Directive: Transcribe the records that follow exactly. Skip the pictures.

(Stored items)
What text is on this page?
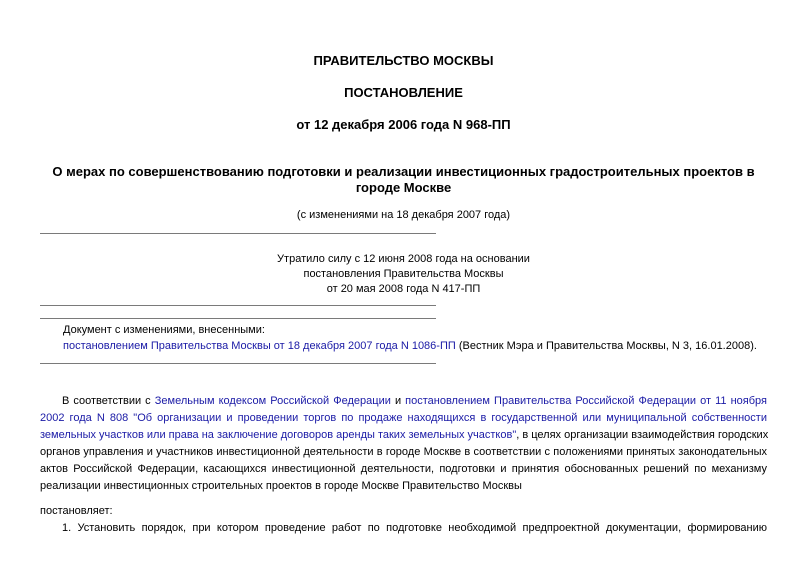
ПРАВИТЕЛЬСТВО МОСКВЫ
ПОСТАНОВЛЕНИЕ
от 12 декабря 2006 года N 968-ПП
О мерах по совершенствованию подготовки и реализации инвестиционных градостроительных проектов в
городе Москве
(с изменениями на 18 декабря 2007 года)
Утратило силу с 12 июня 2008 года на основании
постановления Правительства Москвы
от 20 мая 2008 года N 417-ПП
Документ с изменениями, внесенными:
постановлением Правительства Москвы от 18 декабря 2007 года N 1086-ПП (Вестник Мэра и Правительства Москвы, N 3, 16.01.2008).
В соответствии с Земельным кодексом Российской Федерации и постановлением Правительства Российской Федерации от 11 ноября
2002 года N 808 "Об организации и проведении торгов по продаже находящихся в государственной или муниципальной собственности
земельных участков или права на заключение договоров аренды таких земельных участков", в целях организации взаимодействия городских
органов управления и участников инвестиционной деятельности в городе Москве в соответствии с положениями принятых законодательных
актов Российской Федерации, касающихся инвестиционной деятельности, подготовки и принятия обоснованных решений по механизму
реализации инвестиционных строительных проектов в городе Москве Правительство Москвы
постановляет:
1. Установить порядок, при котором проведение работ по подготовке необходимой предпроектной документации, формированию
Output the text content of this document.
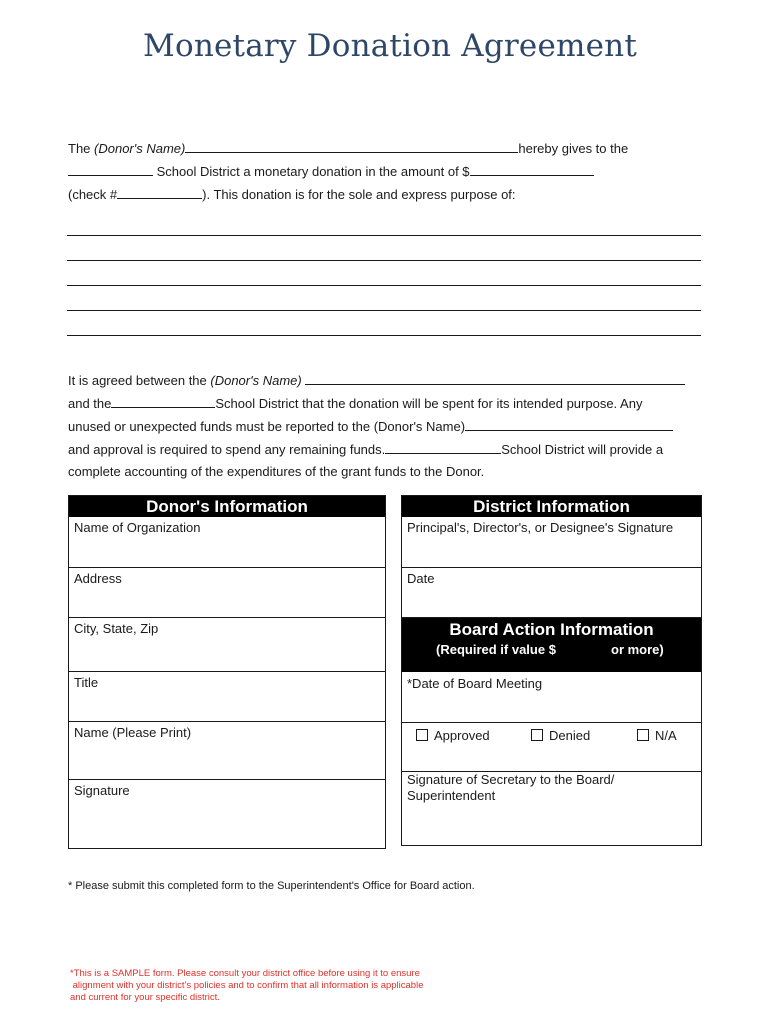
Monetary Donation Agreement
The (Donor's Name)	hereby gives to the
School District a monetary donation in the amount of $
(check #	). This donation is for the sole and express purpose of:
It is agreed between the (Donor's Name)
and the	School District that the donation will be spent for its intended purpose. Any
unused or unexpected funds must be reported to the (Donor's Name)
and approval is required to spend any remaining funds.	School District will provide a
complete accounting of the expenditures of the grant funds to the Donor.
Donor's Information
Name of Organization
Address
City, State, Zip
Title
Name (Please Print)
Signature
District Information
Principal's, Director's, or Designee's Signature
Date
Board Action Information
(Required if value $	or more)
*Date of Board Meeting
Approved	Denied	N/A
Signature of Secretary to the Board/
Superintendent
* Please submit this completed form to the Superintendent's Office for Board action.
*This is a SAMPLE form. Please consult your district office before using it to ensure
alignment with your district's policies and to confirm that all information is applicable
and current for your specific district.
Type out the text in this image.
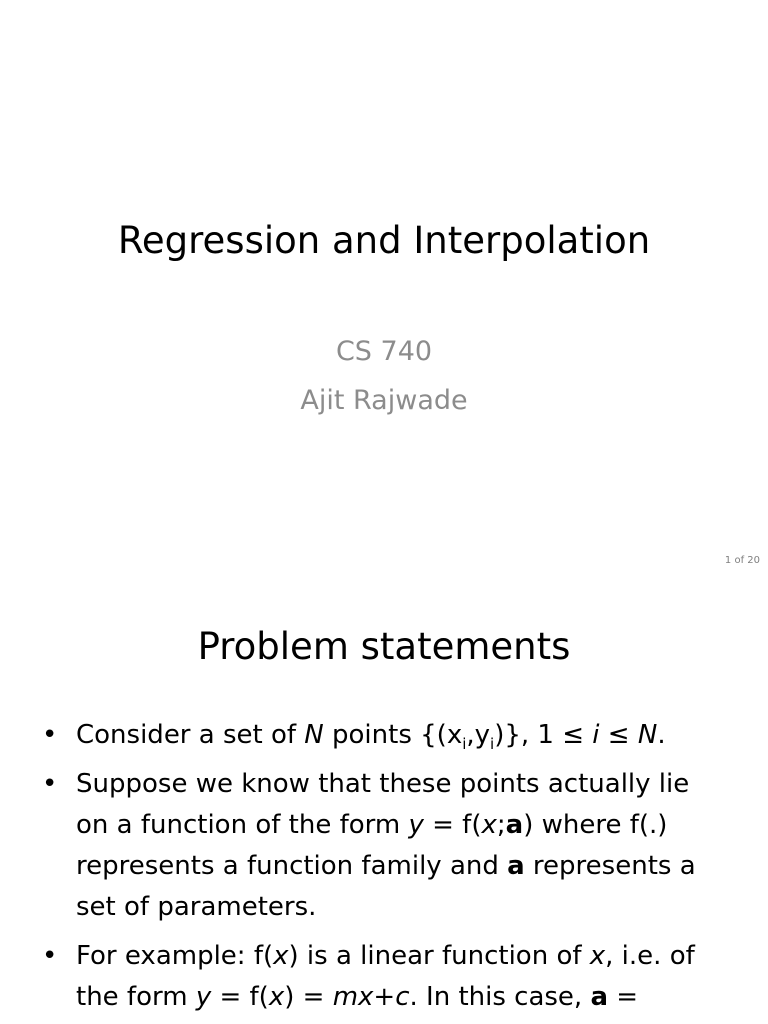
Regression and Interpolation
CS 740
Ajit Rajwade
1 of 20
Problem statements
• Consider a set of N points $\{(x_i,y_i)\}$, 1 ≤ i ≤ N.
• Suppose we know that these points actually lie on a function of the form y = f(x;a) where f(.) represents a function family and a represents a set of parameters.
• For example: f(x) is a linear function of x, i.e. of the form y = f(x) = mx+c. In this case, a =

Full response:
What text is on this page?
ПРАВИТЕЛЬСТВО МОСКВЫ
ПОСТАНОВЛЕНИЕ
от 12 декабря 2006 года N 968-ПП
О мерах по совершенствованию подготовки и реализации инвестиционных градостроительных проектов в
городе Москве
(с изменениями на 18 декабря 2007 года)
Утратило силу с 12 июня 2008 года на основании
постановления Правительства Москвы
от 20 мая 2008 года N 417-ПП
Документ с изменениями, внесенными:
постановлением Правительства Москвы от 18 декабря 2007 года N 1086-ПП (Вестник Мэра и Правительства Москвы, N 3, 16.01.2008).
В соответствии с Земельным кодексом Российской Федерации и постановлением Правительства Российской Федерации от 11 ноября
2002 года N 808 "Об организации и проведении торгов по продаже находящихся в государственной или муниципальной собственности
земельных участков или права на заключение договоров аренды таких земельных участков", в целях организации взаимодействия городских
органов управления и участников инвестиционной деятельности в городе Москве в соответствии с положениями принятых законодательных
актов Российской Федерации, касающихся инвестиционной деятельности, подготовки и принятия обоснованных решений по механизму
реализации инвестиционных строительных проектов в городе Москве Правительство Москвы
постановляет:
1. Установить порядок, при котором проведение работ по подготовке необходимой предпроектной документации, формированию
Output the text content of this document.
Monetary Donation Agreement
The (Donor's Name)	hereby gives to the
School District a monetary donation in the amount of $
(check #	). This donation is for the sole and express purpose of:
It is agreed between the (Donor's Name)
and the	School District that the donation will be spent for its intended purpose. Any
unused or unexpected funds must be reported to the (Donor's Name)
and approval is required to spend any remaining funds.	School District will provide a
complete accounting of the expenditures of the grant funds to the Donor.
Donor's Information
Name of Organization
Address
City, State, Zip
Title
Name (Please Print)
Signature
District Information
Principal's, Director's, or Designee's Signature
Date
Board Action Information
(Required if value $	or more)
*Date of Board Meeting
Approved	Denied	N/A
Signature of Secretary to the Board/
Superintendent
* Please submit this completed form to the Superintendent's Office for Board action.
*This is a SAMPLE form. Please consult your district office before using it to ensure
alignment with your district's policies and to confirm that all information is applicable
and current for your specific district.
Type out the text in this image.
Regression and Interpolation
CS 740
Ajit Rajwade
1 of 20
Problem statements
• Consider a set of N points $\{(x_i,y_i)\}$, 1 ≤ i ≤ N.
• Suppose we know that these points actually lie on a function of the form y = f(x;a) where f(.) represents a function family and a represents a set of parameters.
• For example: f(x) is a linear function of x, i.e. of the form y = f(x) = mx+c. In this case, a =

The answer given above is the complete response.